Source data
————————
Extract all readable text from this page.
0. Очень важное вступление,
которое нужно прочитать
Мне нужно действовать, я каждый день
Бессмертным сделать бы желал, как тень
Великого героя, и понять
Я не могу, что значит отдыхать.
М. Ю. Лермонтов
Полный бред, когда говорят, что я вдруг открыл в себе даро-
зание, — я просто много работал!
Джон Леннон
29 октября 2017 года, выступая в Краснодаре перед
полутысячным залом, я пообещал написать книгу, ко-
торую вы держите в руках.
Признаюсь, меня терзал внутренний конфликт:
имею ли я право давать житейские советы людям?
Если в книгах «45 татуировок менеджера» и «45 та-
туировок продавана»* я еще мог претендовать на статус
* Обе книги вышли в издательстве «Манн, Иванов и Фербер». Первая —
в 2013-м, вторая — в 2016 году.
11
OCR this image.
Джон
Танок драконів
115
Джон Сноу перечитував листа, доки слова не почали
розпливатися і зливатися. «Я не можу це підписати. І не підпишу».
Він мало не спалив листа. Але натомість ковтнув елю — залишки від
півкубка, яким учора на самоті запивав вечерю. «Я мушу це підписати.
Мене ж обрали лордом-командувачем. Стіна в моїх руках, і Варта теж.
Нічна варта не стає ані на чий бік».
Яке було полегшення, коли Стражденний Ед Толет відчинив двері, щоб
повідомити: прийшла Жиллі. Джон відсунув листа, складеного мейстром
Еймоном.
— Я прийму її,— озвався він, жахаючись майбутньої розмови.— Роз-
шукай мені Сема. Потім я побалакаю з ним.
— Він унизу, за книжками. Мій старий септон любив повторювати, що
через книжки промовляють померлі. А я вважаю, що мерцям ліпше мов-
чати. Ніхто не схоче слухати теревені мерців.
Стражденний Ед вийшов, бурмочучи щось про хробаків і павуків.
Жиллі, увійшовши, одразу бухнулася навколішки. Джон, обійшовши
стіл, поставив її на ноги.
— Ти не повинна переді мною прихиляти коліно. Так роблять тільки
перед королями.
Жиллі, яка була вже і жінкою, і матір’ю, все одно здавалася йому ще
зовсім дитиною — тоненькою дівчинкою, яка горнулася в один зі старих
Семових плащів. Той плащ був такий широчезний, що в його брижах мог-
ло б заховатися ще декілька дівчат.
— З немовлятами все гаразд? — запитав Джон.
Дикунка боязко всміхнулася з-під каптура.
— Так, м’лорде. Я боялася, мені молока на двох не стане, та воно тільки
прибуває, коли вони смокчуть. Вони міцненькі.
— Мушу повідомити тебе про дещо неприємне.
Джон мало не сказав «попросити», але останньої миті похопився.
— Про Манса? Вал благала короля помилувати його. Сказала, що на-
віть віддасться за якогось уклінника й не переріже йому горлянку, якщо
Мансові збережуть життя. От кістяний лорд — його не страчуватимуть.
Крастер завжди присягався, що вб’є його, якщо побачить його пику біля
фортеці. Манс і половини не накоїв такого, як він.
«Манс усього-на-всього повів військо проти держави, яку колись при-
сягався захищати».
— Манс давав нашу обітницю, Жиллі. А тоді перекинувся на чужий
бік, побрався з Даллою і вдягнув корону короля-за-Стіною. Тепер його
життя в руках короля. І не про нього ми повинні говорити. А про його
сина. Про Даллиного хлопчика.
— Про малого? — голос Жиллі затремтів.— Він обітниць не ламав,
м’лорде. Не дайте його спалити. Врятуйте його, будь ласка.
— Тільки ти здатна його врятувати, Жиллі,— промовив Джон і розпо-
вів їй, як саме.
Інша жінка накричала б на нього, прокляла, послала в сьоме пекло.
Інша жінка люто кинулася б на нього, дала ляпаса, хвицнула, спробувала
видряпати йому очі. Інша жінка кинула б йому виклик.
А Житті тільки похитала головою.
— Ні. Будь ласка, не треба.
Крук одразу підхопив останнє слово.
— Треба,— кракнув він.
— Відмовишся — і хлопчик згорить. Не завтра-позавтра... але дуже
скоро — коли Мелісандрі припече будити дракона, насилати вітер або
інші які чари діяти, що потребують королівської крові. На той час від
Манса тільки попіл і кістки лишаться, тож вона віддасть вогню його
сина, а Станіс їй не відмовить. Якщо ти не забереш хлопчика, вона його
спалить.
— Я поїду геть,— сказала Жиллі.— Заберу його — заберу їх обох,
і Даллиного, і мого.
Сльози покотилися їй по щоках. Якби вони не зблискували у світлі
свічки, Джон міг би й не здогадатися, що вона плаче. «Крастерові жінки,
————————
> [Directive]
Read through the lines above and collect those that contain the string "нужно".

> [Written answer]
которое нужно прочитать
Мне нужно действовать, я каждый день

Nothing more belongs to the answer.